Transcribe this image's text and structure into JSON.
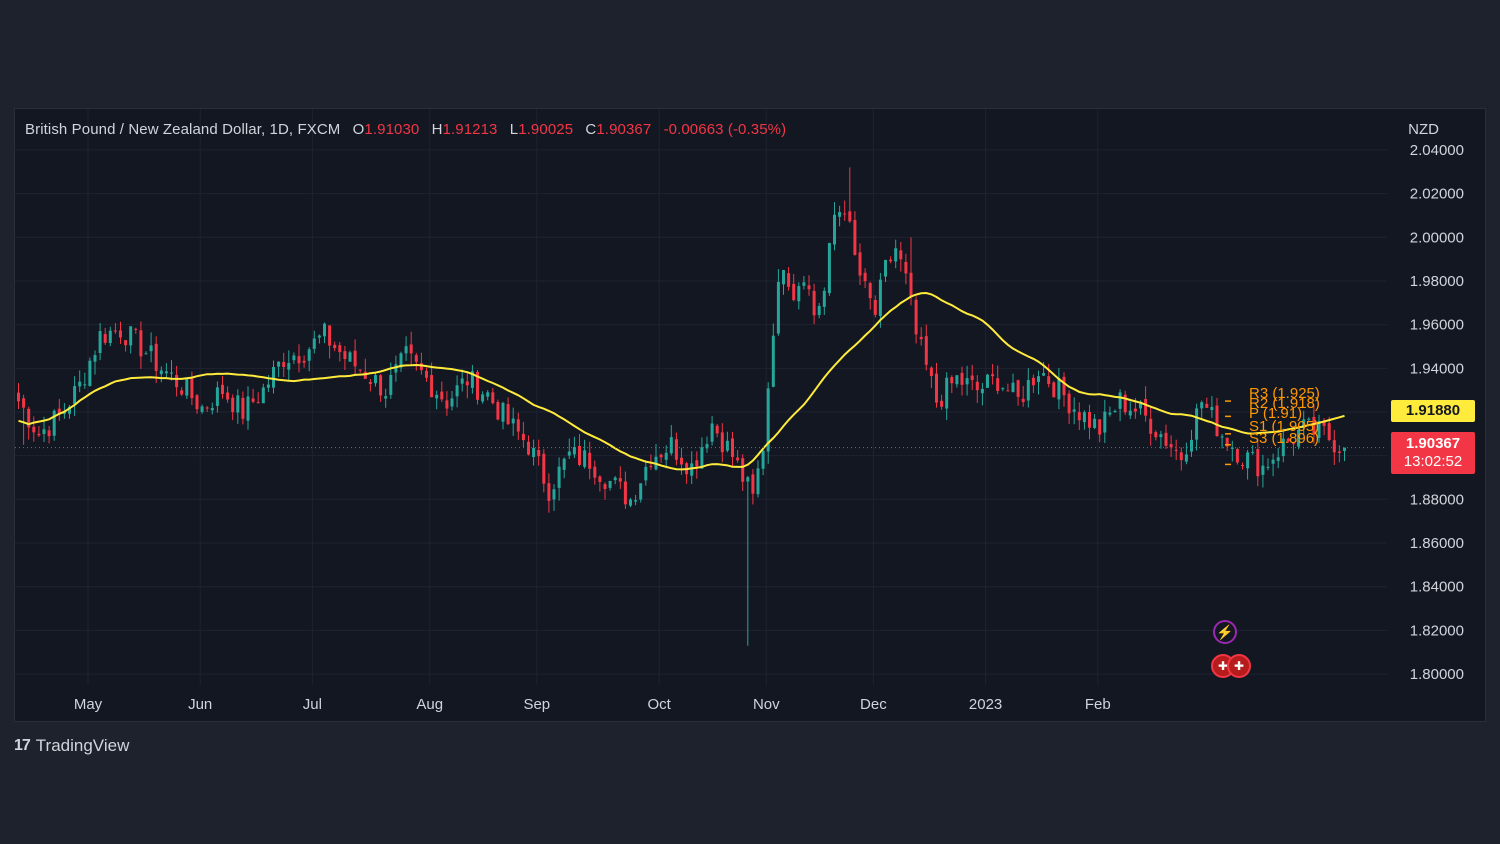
{
  "legend": {
    "symbol": "British Pound / New Zealand Dollar, 1D, FXCM",
    "o_label": "O",
    "o": "1.91030",
    "h_label": "H",
    "h": "1.91213",
    "l_label": "L",
    "l": "1.90025",
    "c_label": "C",
    "c": "1.90367",
    "change": "-0.00663 (-0.35%)"
  },
  "currency": "NZD",
  "tags": {
    "ma_value": "1.91880",
    "last_price": "1.90367",
    "countdown": "13:02:52"
  },
  "pivots": [
    "R3 (1.925)",
    "R2 (1.918)",
    "P (1.91)",
    "S1 (1.905)",
    "S3 (1.896)"
  ],
  "brand": {
    "logo": "17",
    "name": "TradingView"
  },
  "colors": {
    "background": "#131722",
    "up": "#26a69a",
    "down": "#f23645",
    "ma": "#ffeb3b",
    "pivot": "#ff9800",
    "grid": "#1f2330"
  },
  "chart_data": {
    "type": "candlestick",
    "x_ticks": [
      "May",
      "Jun",
      "Jul",
      "Aug",
      "Sep",
      "Oct",
      "Nov",
      "Dec",
      "2023",
      "Feb"
    ],
    "y_ticks": [
      "1.80000",
      "1.82000",
      "1.84000",
      "1.86000",
      "1.88000",
      "1.90000",
      "1.92000",
      "1.94000",
      "1.96000",
      "1.98000",
      "2.00000",
      "2.02000",
      "2.04000"
    ],
    "ylim": [
      1.795,
      2.045
    ],
    "last_close": 1.90367,
    "moving_average_last": 1.9188,
    "anchors": [
      [
        0,
        1.925
      ],
      [
        4,
        1.91
      ],
      [
        8,
        1.918
      ],
      [
        12,
        1.932
      ],
      [
        16,
        1.955
      ],
      [
        20,
        1.958
      ],
      [
        24,
        1.95
      ],
      [
        28,
        1.94
      ],
      [
        32,
        1.932
      ],
      [
        36,
        1.922
      ],
      [
        40,
        1.93
      ],
      [
        44,
        1.92
      ],
      [
        48,
        1.93
      ],
      [
        52,
        1.945
      ],
      [
        56,
        1.948
      ],
      [
        60,
        1.955
      ],
      [
        64,
        1.945
      ],
      [
        68,
        1.938
      ],
      [
        72,
        1.93
      ],
      [
        76,
        1.945
      ],
      [
        80,
        1.935
      ],
      [
        84,
        1.925
      ],
      [
        88,
        1.935
      ],
      [
        92,
        1.928
      ],
      [
        96,
        1.915
      ],
      [
        100,
        1.905
      ],
      [
        104,
        1.885
      ],
      [
        108,
        1.9
      ],
      [
        112,
        1.898
      ],
      [
        116,
        1.888
      ],
      [
        120,
        1.88
      ],
      [
        124,
        1.9
      ],
      [
        128,
        1.905
      ],
      [
        132,
        1.895
      ],
      [
        136,
        1.915
      ],
      [
        140,
        1.9
      ],
      [
        142,
        1.89
      ],
      [
        144,
        1.88
      ],
      [
        146,
        1.905
      ],
      [
        148,
        1.96
      ],
      [
        150,
        1.99
      ],
      [
        152,
        1.975
      ],
      [
        154,
        1.985
      ],
      [
        156,
        1.965
      ],
      [
        158,
        1.975
      ],
      [
        160,
        2.01
      ],
      [
        162,
        2.015
      ],
      [
        164,
        1.99
      ],
      [
        166,
        1.975
      ],
      [
        168,
        1.965
      ],
      [
        170,
        1.985
      ],
      [
        172,
        1.995
      ],
      [
        174,
        1.98
      ],
      [
        176,
        1.955
      ],
      [
        178,
        1.94
      ],
      [
        180,
        1.925
      ],
      [
        184,
        1.935
      ],
      [
        188,
        1.93
      ],
      [
        192,
        1.935
      ],
      [
        196,
        1.925
      ],
      [
        200,
        1.94
      ],
      [
        204,
        1.93
      ],
      [
        208,
        1.92
      ],
      [
        212,
        1.912
      ],
      [
        216,
        1.925
      ],
      [
        220,
        1.92
      ],
      [
        224,
        1.91
      ],
      [
        228,
        1.9
      ],
      [
        232,
        1.925
      ],
      [
        236,
        1.91
      ],
      [
        240,
        1.9
      ],
      [
        244,
        1.895
      ],
      [
        248,
        1.905
      ],
      [
        252,
        1.912
      ],
      [
        256,
        1.91
      ],
      [
        260,
        1.903
      ]
    ],
    "spikes": [
      {
        "i": 143,
        "low": 1.813
      },
      {
        "i": 163,
        "high": 2.032
      },
      {
        "i": 175,
        "high": 2.0
      },
      {
        "i": 1,
        "low": 1.905
      }
    ]
  }
}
# # # # #
Exercise details
Quote everything in the listing above exactly; pictures are the only thing to omit.

Expected output
Transcribe this image's text and structure into JSON.
{
  "legend": {
    "symbol": "British Pound / New Zealand Dollar, 1D, FXCM",
    "o_label": "O",
    "o": "1.91030",
    "h_label": "H",
    "h": "1.91213",
    "l_label": "L",
    "l": "1.90025",
    "c_label": "C",
    "c": "1.90367",
    "change": "-0.00663 (-0.35%)"
  },
  "currency": "NZD",
  "tags": {
    "ma_value": "1.91880",
    "last_price": "1.90367",
    "countdown": "13:02:52"
  },
  "pivots": [
    "R3 (1.925)",
    "R2 (1.918)",
    "P (1.91)",
    "S1 (1.905)",
    "S3 (1.896)"
  ],
  "brand": {
    "logo": "17",
    "name": "TradingView"
  },
  "colors": {
    "background": "#131722",
    "up": "#26a69a",
    "down": "#f23645",
    "ma": "#ffeb3b",
    "pivot": "#ff9800",
    "grid": "#1f2330"
  },
  "chart_data": {
    "type": "candlestick",
    "x_ticks": [
      "May",
      "Jun",
      "Jul",
      "Aug",
      "Sep",
      "Oct",
      "Nov",
      "Dec",
      "2023",
      "Feb"
    ],
    "y_ticks": [
      "1.80000",
      "1.82000",
      "1.84000",
      "1.86000",
      "1.88000",
      "1.90000",
      "1.92000",
      "1.94000",
      "1.96000",
      "1.98000",
      "2.00000",
      "2.02000",
      "2.04000"
    ],
    "ylim": [
      1.795,
      2.045
    ],
    "last_close": 1.90367,
    "moving_average_last": 1.9188,
    "anchors": [
      [
        0,
        1.925
      ],
      [
        4,
        1.91
      ],
      [
        8,
        1.918
      ],
      [
        12,
        1.932
      ],
      [
        16,
        1.955
      ],
      [
        20,
        1.958
      ],
      [
        24,
        1.95
      ],
      [
        28,
        1.94
      ],
      [
        32,
        1.932
      ],
      [
        36,
        1.922
      ],
      [
        40,
        1.93
      ],
      [
        44,
        1.92
      ],
      [
        48,
        1.93
      ],
      [
        52,
        1.945
      ],
      [
        56,
        1.948
      ],
      [
        60,
        1.955
      ],
      [
        64,
        1.945
      ],
      [
        68,
        1.938
      ],
      [
        72,
        1.93
      ],
      [
        76,
        1.945
      ],
      [
        80,
        1.935
      ],
      [
        84,
        1.925
      ],
      [
        88,
        1.935
      ],
      [
        92,
        1.928
      ],
      [
        96,
        1.915
      ],
      [
        100,
        1.905
      ],
      [
        104,
        1.885
      ],
      [
        108,
        1.9
      ],
      [
        112,
        1.898
      ],
      [
        116,
        1.888
      ],
      [
        120,
        1.88
      ],
      [
        124,
        1.9
      ],
      [
        128,
        1.905
      ],
      [
        132,
        1.895
      ],
      [
        136,
        1.915
      ],
      [
        140,
        1.9
      ],
      [
        142,
        1.89
      ],
      [
        144,
        1.88
      ],
      [
        146,
        1.905
      ],
      [
        148,
        1.96
      ],
      [
        150,
        1.99
      ],
      [
        152,
        1.975
      ],
      [
        154,
        1.985
      ],
      [
        156,
        1.965
      ],
      [
        158,
        1.975
      ],
      [
        160,
        2.01
      ],
      [
        162,
        2.015
      ],
      [
        164,
        1.99
      ],
      [
        166,
        1.975
      ],
      [
        168,
        1.965
      ],
      [
        170,
        1.985
      ],
      [
        172,
        1.995
      ],
      [
        174,
        1.98
      ],
      [
        176,
        1.955
      ],
      [
        178,
        1.94
      ],
      [
        180,
        1.925
      ],
      [
        184,
        1.935
      ],
      [
        188,
        1.93
      ],
      [
        192,
        1.935
      ],
      [
        196,
        1.925
      ],
      [
        200,
        1.94
      ],
      [
        204,
        1.93
      ],
      [
        208,
        1.92
      ],
      [
        212,
        1.912
      ],
      [
        216,
        1.925
      ],
      [
        220,
        1.92
      ],
      [
        224,
        1.91
      ],
      [
        228,
        1.9
      ],
      [
        232,
        1.925
      ],
      [
        236,
        1.91
      ],
      [
        240,
        1.9
      ],
      [
        244,
        1.895
      ],
      [
        248,
        1.905
      ],
      [
        252,
        1.912
      ],
      [
        256,
        1.91
      ],
      [
        260,
        1.903
      ]
    ],
    "spikes": [
      {
        "i": 143,
        "low": 1.813
      },
      {
        "i": 163,
        "high": 2.032
      },
      {
        "i": 175,
        "high": 2.0
      },
      {
        "i": 1,
        "low": 1.905
      }
    ]
  }
}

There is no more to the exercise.